§ **Written task**
Copy each line of the records that contains the word "name".

§ **Data shown**
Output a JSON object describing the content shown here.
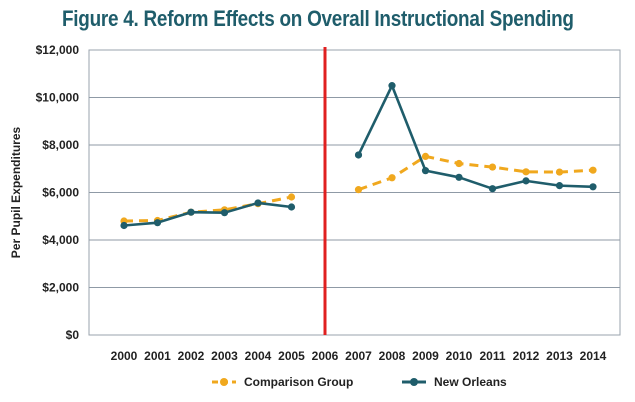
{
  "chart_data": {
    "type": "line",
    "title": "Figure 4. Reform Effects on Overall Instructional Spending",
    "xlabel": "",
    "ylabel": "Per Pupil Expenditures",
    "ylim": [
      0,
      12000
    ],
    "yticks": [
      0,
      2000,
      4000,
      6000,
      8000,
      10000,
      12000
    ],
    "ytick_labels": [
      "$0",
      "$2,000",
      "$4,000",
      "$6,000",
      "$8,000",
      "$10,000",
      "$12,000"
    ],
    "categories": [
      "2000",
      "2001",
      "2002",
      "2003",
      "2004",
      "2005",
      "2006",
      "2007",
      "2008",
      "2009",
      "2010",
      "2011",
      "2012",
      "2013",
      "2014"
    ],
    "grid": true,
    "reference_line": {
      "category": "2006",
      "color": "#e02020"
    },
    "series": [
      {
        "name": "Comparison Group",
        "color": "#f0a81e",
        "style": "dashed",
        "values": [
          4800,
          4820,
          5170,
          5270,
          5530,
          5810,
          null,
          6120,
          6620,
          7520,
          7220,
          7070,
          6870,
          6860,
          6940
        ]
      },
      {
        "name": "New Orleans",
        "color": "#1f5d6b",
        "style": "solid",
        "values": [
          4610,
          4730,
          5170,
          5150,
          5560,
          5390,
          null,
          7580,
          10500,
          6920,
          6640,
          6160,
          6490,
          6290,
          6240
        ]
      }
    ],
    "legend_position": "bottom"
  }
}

§ **Result below**
        "name": "Comparison Group",
        "name": "New Orleans",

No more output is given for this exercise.